RECORDS SHOWN ▸
________________________

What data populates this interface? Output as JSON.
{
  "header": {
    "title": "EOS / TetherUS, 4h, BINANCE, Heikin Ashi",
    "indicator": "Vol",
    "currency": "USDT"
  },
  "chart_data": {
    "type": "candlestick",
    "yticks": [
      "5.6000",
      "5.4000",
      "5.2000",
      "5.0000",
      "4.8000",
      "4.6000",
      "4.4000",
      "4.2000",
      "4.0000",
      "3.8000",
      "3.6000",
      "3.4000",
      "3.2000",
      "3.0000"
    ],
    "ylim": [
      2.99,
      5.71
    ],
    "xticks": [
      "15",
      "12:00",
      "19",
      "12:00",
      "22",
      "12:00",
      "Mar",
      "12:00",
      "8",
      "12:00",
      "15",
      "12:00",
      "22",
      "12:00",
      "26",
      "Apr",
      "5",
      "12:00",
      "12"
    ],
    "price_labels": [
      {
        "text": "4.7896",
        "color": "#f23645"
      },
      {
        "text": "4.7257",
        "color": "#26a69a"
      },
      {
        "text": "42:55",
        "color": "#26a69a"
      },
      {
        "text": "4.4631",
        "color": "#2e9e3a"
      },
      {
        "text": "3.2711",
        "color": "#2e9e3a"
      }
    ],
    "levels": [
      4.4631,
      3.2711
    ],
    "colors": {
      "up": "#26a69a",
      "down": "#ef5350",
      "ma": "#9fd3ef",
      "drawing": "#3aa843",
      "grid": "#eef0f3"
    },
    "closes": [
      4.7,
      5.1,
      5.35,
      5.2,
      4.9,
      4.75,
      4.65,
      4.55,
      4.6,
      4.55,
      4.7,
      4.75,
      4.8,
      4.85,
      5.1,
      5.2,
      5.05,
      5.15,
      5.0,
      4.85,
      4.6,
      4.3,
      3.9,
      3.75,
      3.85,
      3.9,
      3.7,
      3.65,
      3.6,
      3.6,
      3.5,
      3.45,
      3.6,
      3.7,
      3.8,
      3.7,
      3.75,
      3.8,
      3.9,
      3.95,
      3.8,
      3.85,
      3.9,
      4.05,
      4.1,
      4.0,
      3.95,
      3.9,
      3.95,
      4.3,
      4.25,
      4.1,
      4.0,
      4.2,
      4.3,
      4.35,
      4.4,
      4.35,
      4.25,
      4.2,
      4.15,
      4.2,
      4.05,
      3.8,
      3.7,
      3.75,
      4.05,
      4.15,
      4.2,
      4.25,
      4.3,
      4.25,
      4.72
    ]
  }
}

________________________

TASK PROMPT ▸ Could you reproduce every record above exactly as it appears?

RESPONSE TO THE EXERCISE ▸
What data populates this interface? Output as JSON.
{
  "header": {
    "title": "EOS / TetherUS, 4h, BINANCE, Heikin Ashi",
    "indicator": "Vol",
    "currency": "USDT"
  },
  "chart_data": {
    "type": "candlestick",
    "yticks": [
      "5.6000",
      "5.4000",
      "5.2000",
      "5.0000",
      "4.8000",
      "4.6000",
      "4.4000",
      "4.2000",
      "4.0000",
      "3.8000",
      "3.6000",
      "3.4000",
      "3.2000",
      "3.0000"
    ],
    "ylim": [
      2.99,
      5.71
    ],
    "xticks": [
      "15",
      "12:00",
      "19",
      "12:00",
      "22",
      "12:00",
      "Mar",
      "12:00",
      "8",
      "12:00",
      "15",
      "12:00",
      "22",
      "12:00",
      "26",
      "Apr",
      "5",
      "12:00",
      "12"
    ],
    "price_labels": [
      {
        "text": "4.7896",
        "color": "#f23645"
      },
      {
        "text": "4.7257",
        "color": "#26a69a"
      },
      {
        "text": "42:55",
        "color": "#26a69a"
      },
      {
        "text": "4.4631",
        "color": "#2e9e3a"
      },
      {
        "text": "3.2711",
        "color": "#2e9e3a"
      }
    ],
    "levels": [
      4.4631,
      3.2711
    ],
    "colors": {
      "up": "#26a69a",
      "down": "#ef5350",
      "ma": "#9fd3ef",
      "drawing": "#3aa843",
      "grid": "#eef0f3"
    },
    "closes": [
      4.7,
      5.1,
      5.35,
      5.2,
      4.9,
      4.75,
      4.65,
      4.55,
      4.6,
      4.55,
      4.7,
      4.75,
      4.8,
      4.85,
      5.1,
      5.2,
      5.05,
      5.15,
      5.0,
      4.85,
      4.6,
      4.3,
      3.9,
      3.75,
      3.85,
      3.9,
      3.7,
      3.65,
      3.6,
      3.6,
      3.5,
      3.45,
      3.6,
      3.7,
      3.8,
      3.7,
      3.75,
      3.8,
      3.9,
      3.95,
      3.8,
      3.85,
      3.9,
      4.05,
      4.1,
      4.0,
      3.95,
      3.9,
      3.95,
      4.3,
      4.25,
      4.1,
      4.0,
      4.2,
      4.3,
      4.35,
      4.4,
      4.35,
      4.25,
      4.2,
      4.15,
      4.2,
      4.05,
      3.8,
      3.7,
      3.75,
      4.05,
      4.15,
      4.2,
      4.25,
      4.3,
      4.25,
      4.72
    ]
  }
}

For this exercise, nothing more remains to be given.